**WHAT YOU ARE ASKED TO DO:** Copy out every line that contains "true".

**TASK INPUTS:**
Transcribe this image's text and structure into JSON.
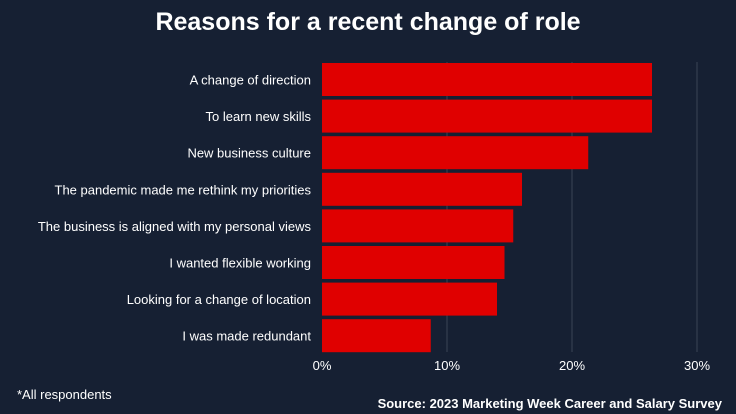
{
  "chart_data": {
    "type": "bar",
    "orientation": "horizontal",
    "title": "Reasons for a recent change of role",
    "categories": [
      "A change of direction",
      "To learn new skills",
      "New business culture",
      "The pandemic made me rethink my priorities",
      "The business is aligned with my personal views",
      "I wanted flexible working",
      "Looking for a change of location",
      "I was made redundant"
    ],
    "values": [
      26.4,
      26.4,
      21.3,
      16.0,
      15.3,
      14.6,
      14.0,
      8.7
    ],
    "xlim": [
      0,
      30
    ],
    "xticks": [
      "0%",
      "10%",
      "20%",
      "30%"
    ],
    "xtick_values": [
      0,
      10,
      20,
      30
    ],
    "grid": true,
    "bar_color": "#e00000"
  },
  "footnote": "*All respondents",
  "source": "Source: 2023 Marketing Week Career and Salary Survey",
  "colors": {
    "background": "#162033",
    "gridline": "#3a4456",
    "text": "#ffffff"
  }
}
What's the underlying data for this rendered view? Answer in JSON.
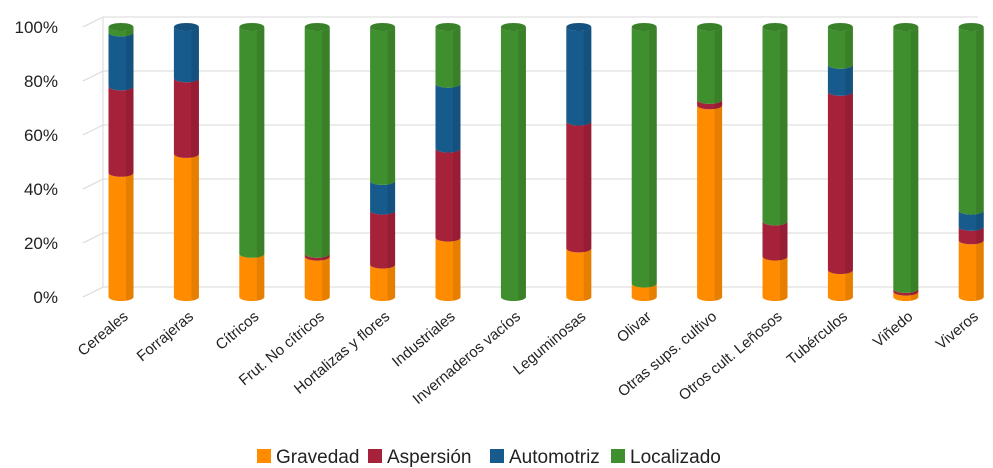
{
  "chart_data": {
    "type": "bar",
    "stacked": true,
    "three_d": true,
    "categories": [
      "Cereales",
      "Forrajeras",
      "Cítricos",
      "Frut. No cítricos",
      "Hortalizas y flores",
      "Industriales",
      "Invernaderos vacíos",
      "Leguminosas",
      "Olivar",
      "Otras sups. cultivo",
      "Otros cult. Leñosos",
      "Tubérculos",
      "Viñedo",
      "Viveros"
    ],
    "series": [
      {
        "name": "Gravedad",
        "color": "#ff8c00",
        "values": [
          46,
          53,
          16,
          15,
          12,
          22,
          0,
          18,
          5,
          71,
          15,
          10,
          2,
          21
        ]
      },
      {
        "name": "Aspersión",
        "color": "#a6213a",
        "values": [
          32,
          28,
          0,
          1,
          20,
          33,
          0,
          47,
          0,
          2,
          13,
          66,
          1,
          5
        ]
      },
      {
        "name": "Automotriz",
        "color": "#175a8c",
        "values": [
          20,
          19,
          0,
          0,
          11,
          24,
          0,
          35,
          0,
          0,
          0,
          10,
          0,
          6
        ]
      },
      {
        "name": "Localizado",
        "color": "#3f8f2e",
        "values": [
          2,
          0,
          84,
          84,
          57,
          21,
          100,
          0,
          95,
          27,
          72,
          14,
          97,
          68
        ]
      }
    ],
    "y_tick_labels": [
      "0%",
      "20%",
      "40%",
      "60%",
      "80%",
      "100%"
    ],
    "ylim": [
      0,
      100
    ],
    "grid": true,
    "legend_position": "bottom"
  }
}
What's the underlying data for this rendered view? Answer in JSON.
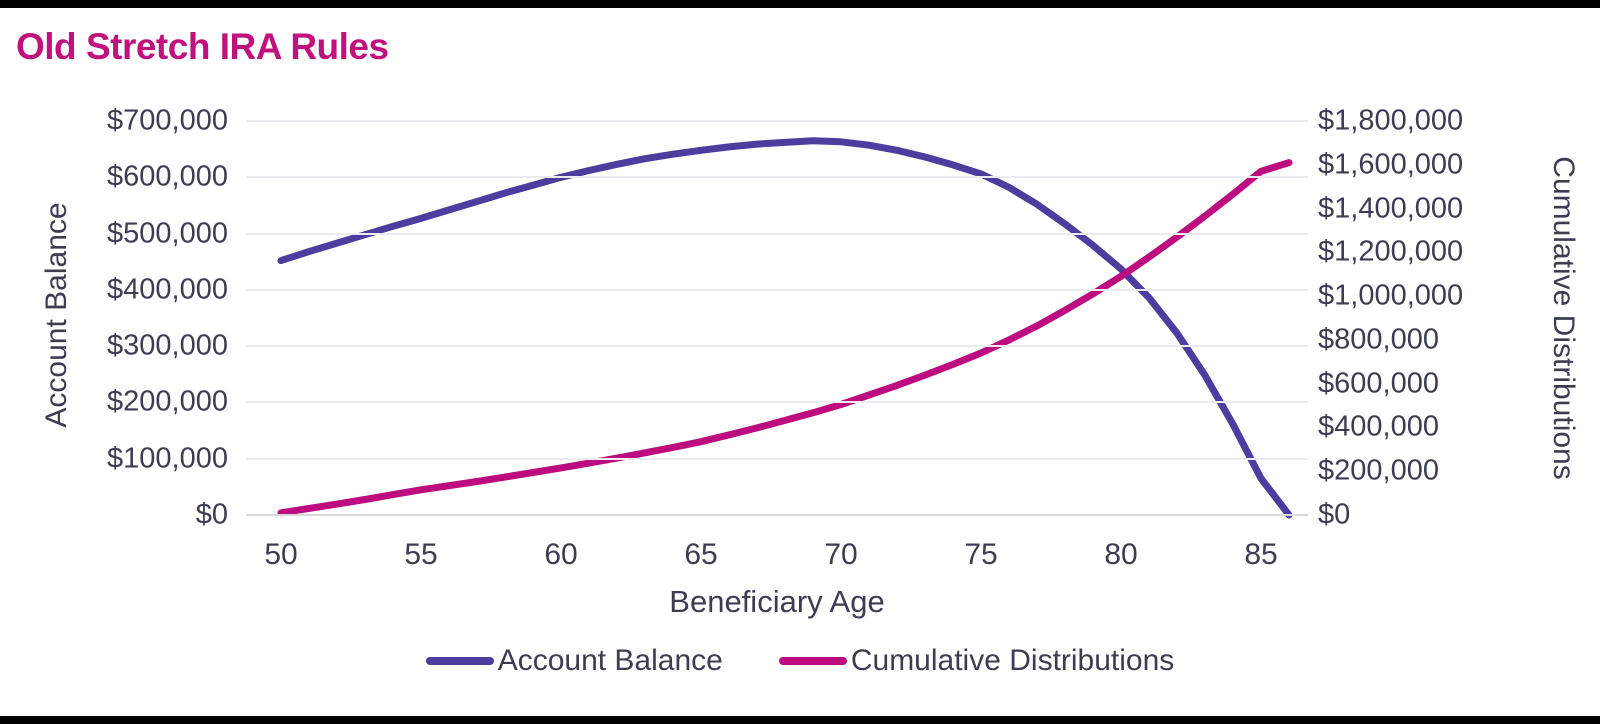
{
  "title": "Old Stretch IRA Rules",
  "colors": {
    "title": "#C0117E",
    "account_balance_line": "#4C3D9E",
    "cumulative_distributions_line": "#BD0C80",
    "axis_text": "#3D3D52",
    "gridline": "#ECEBF1",
    "zero_line": "#D8D8DD",
    "letterbox": "#000000",
    "background": "#FFFFFF"
  },
  "chart_data": {
    "type": "line",
    "title": "Old Stretch IRA Rules",
    "xlabel": "Beneficiary Age",
    "ylabel_left": "Account Balance",
    "ylabel_right": "Cumulative Distributions",
    "grid": "horizontal",
    "legend_position": "bottom",
    "x": [
      50,
      51,
      52,
      53,
      54,
      55,
      56,
      57,
      58,
      59,
      60,
      61,
      62,
      63,
      64,
      65,
      66,
      67,
      68,
      69,
      70,
      71,
      72,
      73,
      74,
      75,
      76,
      77,
      78,
      79,
      80,
      81,
      82,
      83,
      84,
      85,
      86
    ],
    "x_ticks": [
      50,
      55,
      60,
      65,
      70,
      75,
      80,
      85
    ],
    "left_axis": {
      "min": 0,
      "max": 700000,
      "tick_step": 100000,
      "tick_labels": [
        "$0",
        "$100,000",
        "$200,000",
        "$300,000",
        "$400,000",
        "$500,000",
        "$600,000",
        "$700,000"
      ]
    },
    "right_axis": {
      "min": 0,
      "max": 1800000,
      "tick_step": 200000,
      "tick_labels": [
        "$0",
        "$200,000",
        "$400,000",
        "$600,000",
        "$800,000",
        "$1,000,000",
        "$1,200,000",
        "$1,400,000",
        "$1,600,000",
        "$1,800,000"
      ]
    },
    "series": [
      {
        "name": "Account Balance",
        "axis": "left",
        "color": "#4C3D9E",
        "values": [
          452000,
          468000,
          483000,
          498000,
          513000,
          527000,
          542000,
          557000,
          572000,
          586000,
          600000,
          612000,
          623000,
          633000,
          641000,
          648000,
          654000,
          659000,
          662000,
          665000,
          663000,
          657000,
          648000,
          636000,
          622000,
          606000,
          582000,
          552000,
          517000,
          479000,
          437000,
          386000,
          323000,
          248000,
          161000,
          65000,
          0
        ]
      },
      {
        "name": "Cumulative Distributions",
        "axis": "right",
        "color": "#BD0C80",
        "values": [
          10000,
          30000,
          50000,
          71000,
          93000,
          115000,
          134000,
          153000,
          173000,
          194000,
          215000,
          237000,
          260000,
          284000,
          309000,
          335000,
          366000,
          398000,
          432000,
          467000,
          505000,
          548000,
          592000,
          639000,
          688000,
          740000,
          800000,
          864000,
          935000,
          1010000,
          1090000,
          1178000,
          1270000,
          1366000,
          1466000,
          1570000,
          1610000
        ]
      }
    ]
  },
  "legend": {
    "items": [
      {
        "label": "Account Balance",
        "color": "#4C3D9E"
      },
      {
        "label": "Cumulative Distributions",
        "color": "#BD0C80"
      }
    ]
  }
}
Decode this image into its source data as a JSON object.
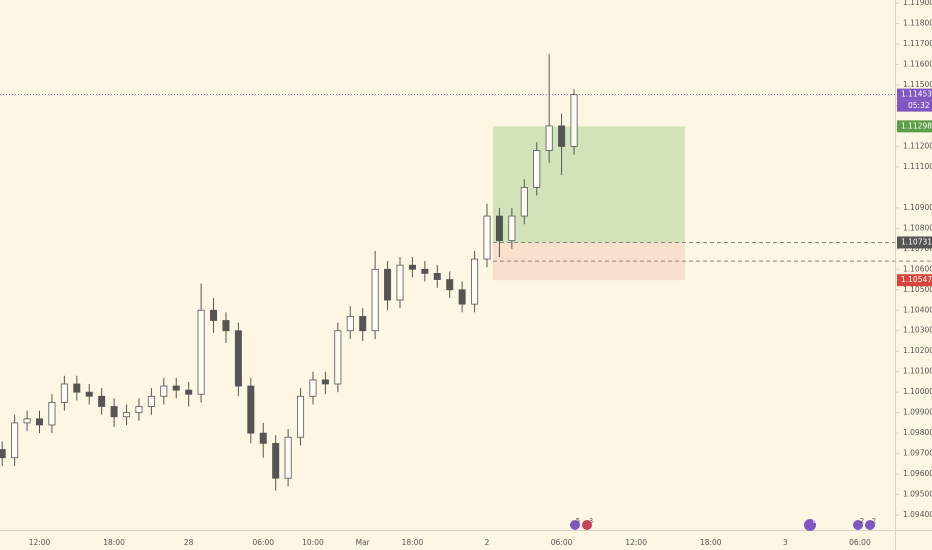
{
  "chart_data": {
    "type": "candlestick",
    "categories": [
      null,
      null,
      null,
      "12:00",
      null,
      null,
      null,
      null,
      null,
      "18:00",
      null,
      null,
      null,
      null,
      null,
      "28",
      null,
      null,
      null,
      null,
      null,
      "06:00",
      null,
      null,
      null,
      "10:00",
      null,
      null,
      null,
      "Mar",
      null,
      null,
      null,
      "18:00",
      null,
      null,
      null,
      null,
      null,
      "2",
      null,
      null,
      null,
      null,
      null,
      "06:00",
      null,
      null,
      null,
      null,
      null,
      "12:00",
      null,
      null,
      null,
      null,
      null,
      "18:00",
      null,
      null,
      null,
      null,
      null,
      "3",
      null,
      null,
      null,
      null,
      null,
      "06:00",
      null,
      null
    ],
    "open": [
      1.0972,
      1.0968,
      1.0985,
      1.0987,
      1.0984,
      1.0995,
      1.1004,
      1.1,
      1.0998,
      1.0993,
      1.0988,
      1.099,
      1.0993,
      1.0998,
      1.1003,
      1.1001,
      1.0999,
      1.104,
      1.1035,
      1.103,
      1.1003,
      1.098,
      1.0975,
      1.0958,
      1.0978,
      1.0998,
      1.1006,
      1.1004,
      1.103,
      1.1037,
      1.103,
      1.106,
      1.1045,
      1.1062,
      1.106,
      1.1058,
      1.1055,
      1.105,
      1.1043,
      1.1065,
      1.1086,
      1.1074,
      1.1086,
      1.11,
      1.1118,
      1.113,
      1.112,
      null,
      null,
      null,
      null,
      null,
      null,
      null,
      null,
      null,
      null,
      null,
      null,
      null,
      null,
      null,
      null,
      null,
      null,
      null,
      null,
      null,
      null,
      null,
      null,
      null
    ],
    "high": [
      1.0976,
      1.0989,
      1.0991,
      1.0991,
      1.0999,
      1.1008,
      1.1008,
      1.1004,
      1.1002,
      1.0997,
      1.0994,
      1.0997,
      1.1002,
      1.1007,
      1.1007,
      1.1005,
      1.1053,
      1.1046,
      1.1039,
      1.1034,
      1.1007,
      1.0985,
      1.0979,
      1.0982,
      1.1002,
      1.101,
      1.101,
      1.1034,
      1.1042,
      1.1041,
      1.1069,
      1.1064,
      1.1066,
      1.1066,
      1.1064,
      1.1062,
      1.1059,
      1.1054,
      1.1069,
      1.1092,
      1.109,
      1.109,
      1.1104,
      1.1122,
      1.1165,
      1.1136,
      1.1148,
      null,
      null,
      null,
      null,
      null,
      null,
      null,
      null,
      null,
      null,
      null,
      null,
      null,
      null,
      null,
      null,
      null,
      null,
      null,
      null,
      null,
      null,
      null,
      null,
      null
    ],
    "low": [
      1.0964,
      1.0964,
      1.0981,
      1.098,
      1.098,
      1.0991,
      1.0996,
      1.0994,
      1.0989,
      1.0983,
      1.0984,
      1.0986,
      1.0989,
      1.0994,
      1.0997,
      1.0993,
      1.0995,
      1.1029,
      1.1024,
      1.0998,
      1.0975,
      1.0968,
      1.0952,
      1.0954,
      1.0974,
      1.0994,
      1.0999,
      1.1,
      1.1026,
      1.1025,
      1.1026,
      1.104,
      1.1041,
      1.1056,
      1.1054,
      1.1051,
      1.1046,
      1.1039,
      1.1039,
      1.1061,
      1.1066,
      1.107,
      1.1082,
      1.1096,
      1.1112,
      1.1106,
      1.1116,
      null,
      null,
      null,
      null,
      null,
      null,
      null,
      null,
      null,
      null,
      null,
      null,
      null,
      null,
      null,
      null,
      null,
      null,
      null,
      null,
      null,
      null,
      null,
      null,
      null
    ],
    "close": [
      1.0968,
      1.0985,
      1.0987,
      1.0984,
      1.0995,
      1.1004,
      1.1,
      1.0998,
      1.0993,
      1.0988,
      1.099,
      1.0993,
      1.0998,
      1.1003,
      1.1001,
      1.0999,
      1.104,
      1.1035,
      1.103,
      1.1003,
      1.098,
      1.0975,
      1.0958,
      1.0978,
      1.0998,
      1.1006,
      1.1004,
      1.103,
      1.1037,
      1.103,
      1.106,
      1.1045,
      1.1062,
      1.106,
      1.1058,
      1.1055,
      1.105,
      1.1043,
      1.1065,
      1.1086,
      1.1074,
      1.1086,
      1.11,
      1.1118,
      1.113,
      1.112,
      1.11453,
      null,
      null,
      null,
      null,
      null,
      null,
      null,
      null,
      null,
      null,
      null,
      null,
      null,
      null,
      null,
      null,
      null,
      null,
      null,
      null,
      null,
      null,
      null,
      null,
      null
    ],
    "up_color": "#fffdf5",
    "down_color": "#555555",
    "wick_color": "#555555",
    "ylim": [
      1.09327,
      1.11915
    ],
    "yticks": [
      {
        "value": 1.119,
        "label": "1.11900"
      },
      {
        "value": 1.118,
        "label": "1.11800"
      },
      {
        "value": 1.117,
        "label": "1.11700"
      },
      {
        "value": 1.116,
        "label": "1.11600"
      },
      {
        "value": 1.115,
        "label": "1.11500"
      },
      {
        "value": 1.114,
        "label": "1.11400"
      },
      {
        "value": 1.113,
        "label": "1.11300"
      },
      {
        "value": 1.112,
        "label": "1.11200"
      },
      {
        "value": 1.111,
        "label": "1.11100"
      },
      {
        "value": 1.109,
        "label": "1.10900"
      },
      {
        "value": 1.108,
        "label": "1.10800"
      },
      {
        "value": 1.107,
        "label": "1.10700"
      },
      {
        "value": 1.106,
        "label": "1.10600"
      },
      {
        "value": 1.105,
        "label": "1.10500"
      },
      {
        "value": 1.104,
        "label": "1.10400"
      },
      {
        "value": 1.103,
        "label": "1.10300"
      },
      {
        "value": 1.102,
        "label": "1.10200"
      },
      {
        "value": 1.101,
        "label": "1.10100"
      },
      {
        "value": 1.1,
        "label": "1.10000"
      },
      {
        "value": 1.099,
        "label": "1.09900"
      },
      {
        "value": 1.098,
        "label": "1.09800"
      },
      {
        "value": 1.097,
        "label": "1.09700"
      },
      {
        "value": 1.096,
        "label": "1.09600"
      },
      {
        "value": 1.095,
        "label": "1.09500"
      },
      {
        "value": 1.094,
        "label": "1.09400"
      }
    ],
    "current_price": 1.11453,
    "current_color": "#7e57c2",
    "countdown": "05:32",
    "position": {
      "target": 1.11298,
      "entry": 1.10731,
      "stop": 1.10547,
      "target_color": "#5b9e47",
      "entry_color": "#555555",
      "stop_color": "#d9453d"
    },
    "dashed_level": 1.1064
  },
  "events": [
    "5",
    "3",
    "8",
    "2",
    "2"
  ]
}
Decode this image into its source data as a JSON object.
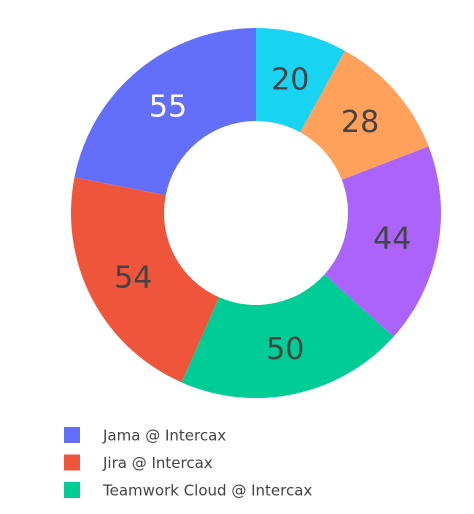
{
  "chart_data": {
    "type": "pie",
    "categories": [
      "Jama @ Intercax",
      "Jira @ Intercax",
      "Teamwork Cloud @ Intercax",
      null,
      null,
      null
    ],
    "values": [
      55,
      54,
      50,
      44,
      28,
      20
    ],
    "colors": [
      "#636efa",
      "#ef553b",
      "#00cc96",
      "#ab63fa",
      "#ffa15a",
      "#19d3f3"
    ]
  }
}
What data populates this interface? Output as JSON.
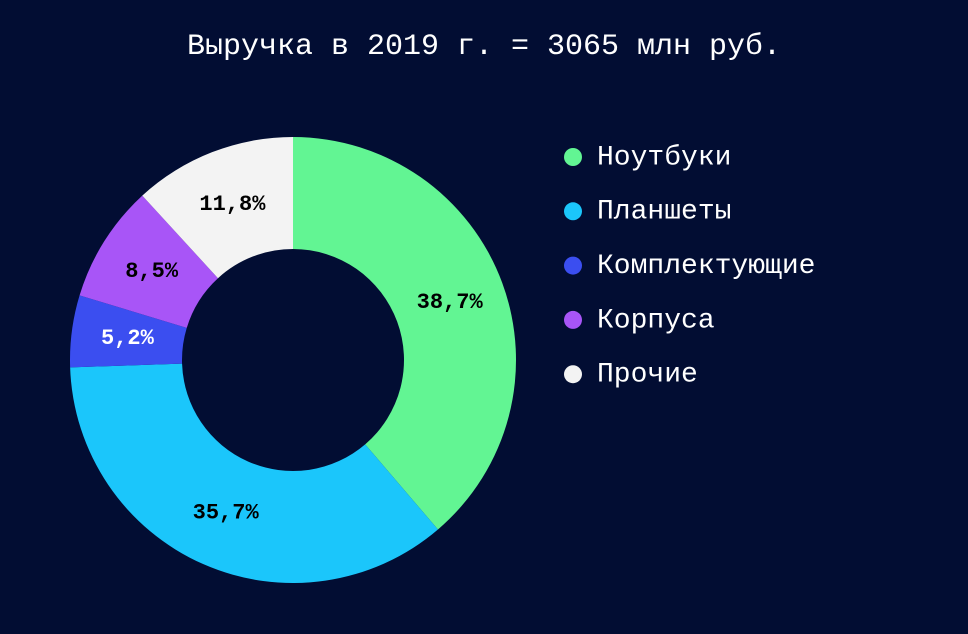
{
  "chart_data": {
    "type": "donut",
    "title": "Выручка в 2019 г. = 3065 млн руб.",
    "categories": [
      "Ноутбуки",
      "Планшеты",
      "Комплектующие",
      "Корпуса",
      "Прочие"
    ],
    "values": [
      38.7,
      35.7,
      5.2,
      8.5,
      11.8
    ],
    "value_labels": [
      "38,7%",
      "35,7%",
      "5,2%",
      "8,5%",
      "11,8%"
    ],
    "colors": [
      "#62f593",
      "#1bc6fb",
      "#3b4ef0",
      "#a855f7",
      "#f3f3f3"
    ],
    "label_colors": [
      "#000000",
      "#000000",
      "#ffffff",
      "#000000",
      "#000000"
    ],
    "legend": "right"
  }
}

**RESPONSE TO THE TASK:**
    "grid": true,
    "stacked": true,
    "three_d": true,
    "grid": true,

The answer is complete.